Count the lines that contain the string "legend" and give only that number.

#### Extracted records ####

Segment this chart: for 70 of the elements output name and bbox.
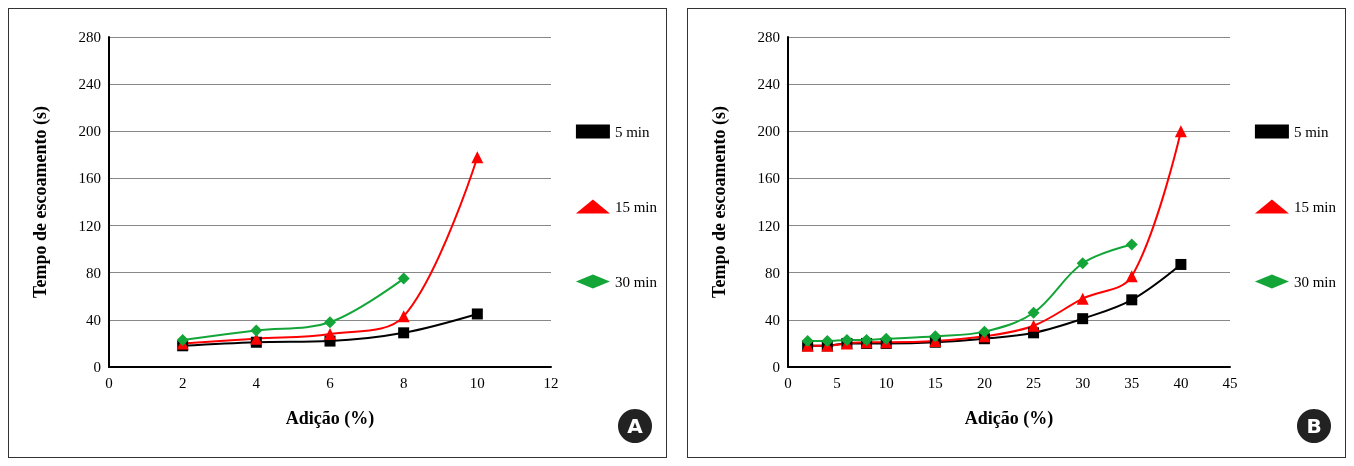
y-tick-label: 120 [757,217,780,234]
point [1076,257,1089,270]
point [880,332,893,345]
point [397,310,410,323]
point [471,151,484,164]
point [1174,125,1187,138]
legend-label: 5 min [614,123,650,140]
legend-label: 30 min [1293,273,1337,290]
point [1077,313,1089,325]
point [250,324,263,337]
x-axis-title: Adição (%) [964,408,1054,429]
y-tick-label: 0 [93,359,101,375]
legend-label: 5 min [1293,123,1329,140]
legend-label: 15 min [1293,198,1337,215]
point [398,327,410,339]
y-tick-label: 200 [78,123,101,140]
point [324,328,336,340]
point [471,308,483,320]
x-tick-label: 40 [1173,374,1189,391]
text: A [627,414,644,438]
y-tick-label: 0 [772,359,780,375]
x-tick-label: 15 [927,374,943,391]
x-tick-label: 35 [1124,374,1140,391]
x-tick-label: 10 [469,374,485,391]
point [978,325,991,338]
point [176,333,189,346]
y-tick-label: 280 [757,29,780,45]
x-tick-label: 8 [399,374,408,391]
point [397,272,410,285]
y-tick-label: 200 [757,123,780,140]
point [1175,258,1187,270]
y-axis-title: Tempo de escoamento (s) [30,106,51,298]
x-tick-label: 25 [1026,374,1042,391]
y-tick-label: 160 [78,170,101,187]
x-tick-label: 0 [105,374,113,391]
x-tick-label: 6 [326,374,335,391]
point [1027,319,1040,332]
point [801,335,814,348]
x-tick-label: 10 [878,374,894,391]
x-axis-title: Adição (%) [285,408,375,429]
y-tick-label: 80 [86,264,101,281]
x-tick-label: 20 [976,374,992,391]
y-tick-label: 240 [757,76,780,93]
x-tick-label: 4 [252,374,261,391]
text: B [1306,414,1322,438]
point [324,316,336,329]
x-tick-label: 12 [543,374,559,391]
x-tick-label: 0 [784,374,792,391]
point [840,333,853,346]
x-tick-label: 30 [1075,374,1091,391]
y-tick-label: 80 [765,264,780,281]
y-tick-label: 280 [78,29,101,45]
point [1076,292,1089,305]
point [929,330,942,343]
point [1126,294,1138,306]
y-tick-label: 160 [757,170,780,187]
y-axis-title: Tempo de escoamento (s) [709,106,730,298]
x-tick-label: 45 [1222,374,1238,391]
point [1125,270,1138,283]
legend-label: 30 min [614,273,658,290]
y-tick-label: 40 [86,311,101,328]
y-tick-label: 40 [765,311,780,328]
y-tick-label: 120 [78,217,101,234]
y-tick-label: 240 [78,76,101,93]
point [1125,238,1138,251]
x-tick-label: 2 [178,374,187,391]
point [1027,306,1040,319]
x-tick-label: 5 [833,374,841,391]
legend-label: 15 min [614,198,658,215]
point [821,335,834,348]
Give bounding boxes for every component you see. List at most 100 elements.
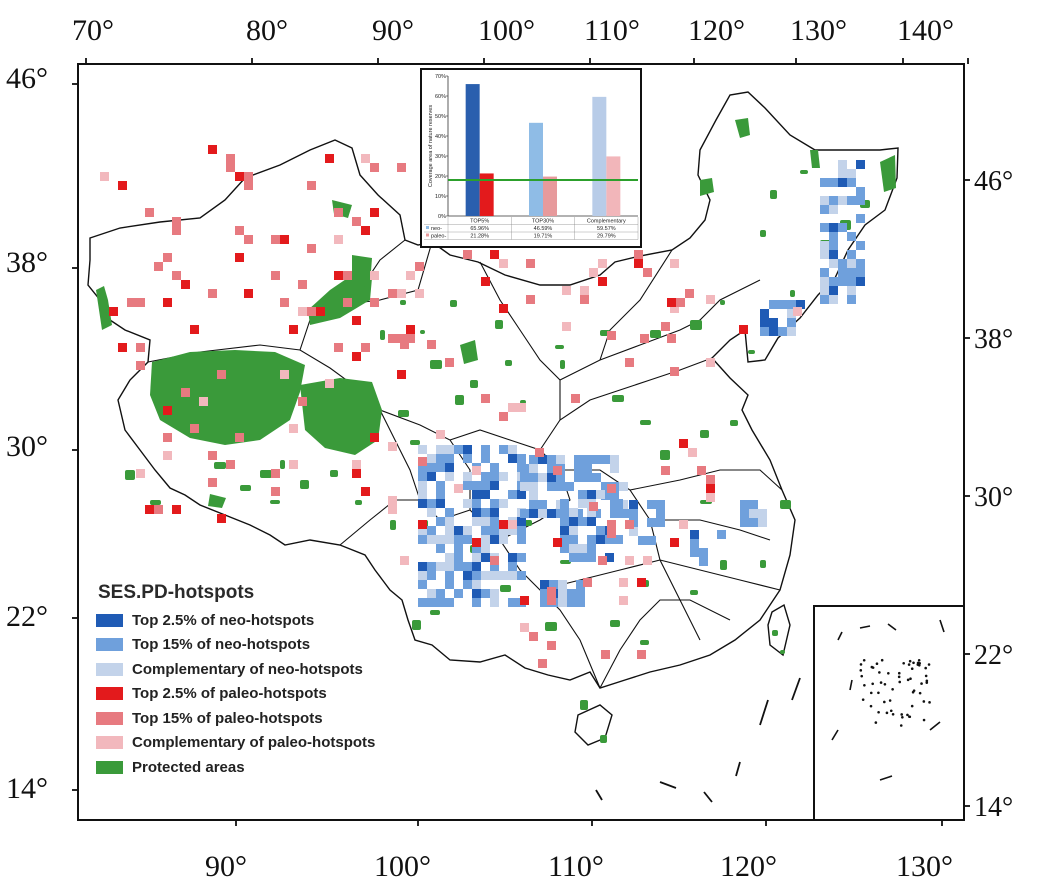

####

- _Result of this exercise_
6